Given task: Find the string "nomination" in the data, then copy every line where it is found.

Recorded data:
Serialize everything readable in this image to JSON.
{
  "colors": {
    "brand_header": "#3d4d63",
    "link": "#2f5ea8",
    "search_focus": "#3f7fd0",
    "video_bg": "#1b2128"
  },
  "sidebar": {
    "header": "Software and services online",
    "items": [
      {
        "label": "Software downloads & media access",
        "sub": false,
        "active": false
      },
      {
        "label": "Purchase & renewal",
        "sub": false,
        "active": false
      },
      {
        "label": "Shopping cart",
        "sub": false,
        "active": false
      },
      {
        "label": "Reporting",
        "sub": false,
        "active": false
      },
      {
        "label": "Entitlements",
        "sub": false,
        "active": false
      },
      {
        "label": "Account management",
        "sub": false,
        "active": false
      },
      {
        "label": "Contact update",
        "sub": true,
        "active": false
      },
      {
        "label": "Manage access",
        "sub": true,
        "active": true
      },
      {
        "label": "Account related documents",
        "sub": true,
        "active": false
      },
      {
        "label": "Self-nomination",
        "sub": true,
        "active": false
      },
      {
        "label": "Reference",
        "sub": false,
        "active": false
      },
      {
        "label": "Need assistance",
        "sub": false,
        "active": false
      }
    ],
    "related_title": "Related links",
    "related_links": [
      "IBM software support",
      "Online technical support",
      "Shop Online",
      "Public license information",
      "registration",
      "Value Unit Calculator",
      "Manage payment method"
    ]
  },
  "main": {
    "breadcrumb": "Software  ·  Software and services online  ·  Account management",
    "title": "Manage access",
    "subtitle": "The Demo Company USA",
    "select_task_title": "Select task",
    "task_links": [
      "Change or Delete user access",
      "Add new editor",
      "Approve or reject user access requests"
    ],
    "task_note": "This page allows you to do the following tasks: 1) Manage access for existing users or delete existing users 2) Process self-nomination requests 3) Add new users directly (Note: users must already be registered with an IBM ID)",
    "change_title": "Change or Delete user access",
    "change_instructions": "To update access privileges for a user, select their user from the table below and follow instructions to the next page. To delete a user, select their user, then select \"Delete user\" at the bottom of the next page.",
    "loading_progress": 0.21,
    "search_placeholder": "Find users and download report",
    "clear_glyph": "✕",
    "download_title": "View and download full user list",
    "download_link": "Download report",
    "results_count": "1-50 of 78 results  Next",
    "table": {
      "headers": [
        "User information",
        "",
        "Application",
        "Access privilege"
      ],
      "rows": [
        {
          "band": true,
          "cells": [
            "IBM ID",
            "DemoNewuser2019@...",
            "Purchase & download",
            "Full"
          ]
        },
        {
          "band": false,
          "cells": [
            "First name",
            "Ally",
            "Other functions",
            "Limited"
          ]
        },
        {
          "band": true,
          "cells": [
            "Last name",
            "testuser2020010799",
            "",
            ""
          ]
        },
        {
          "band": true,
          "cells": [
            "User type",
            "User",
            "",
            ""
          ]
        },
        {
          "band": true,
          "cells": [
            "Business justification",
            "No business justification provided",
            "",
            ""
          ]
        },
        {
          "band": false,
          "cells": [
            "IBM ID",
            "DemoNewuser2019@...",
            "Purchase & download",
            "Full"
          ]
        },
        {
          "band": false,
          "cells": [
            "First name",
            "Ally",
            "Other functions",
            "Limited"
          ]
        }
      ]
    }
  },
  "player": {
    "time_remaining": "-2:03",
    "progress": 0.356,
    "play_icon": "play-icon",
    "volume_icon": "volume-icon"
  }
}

Final result:
        "label": "Self-nomination",
    "task_note": "This page allows you to do the following tasks: 1) Manage access for existing users or delete existing users 2) Process self-nomination requests 3) Add new users directly (Note: users must already be registered with an IBM ID)",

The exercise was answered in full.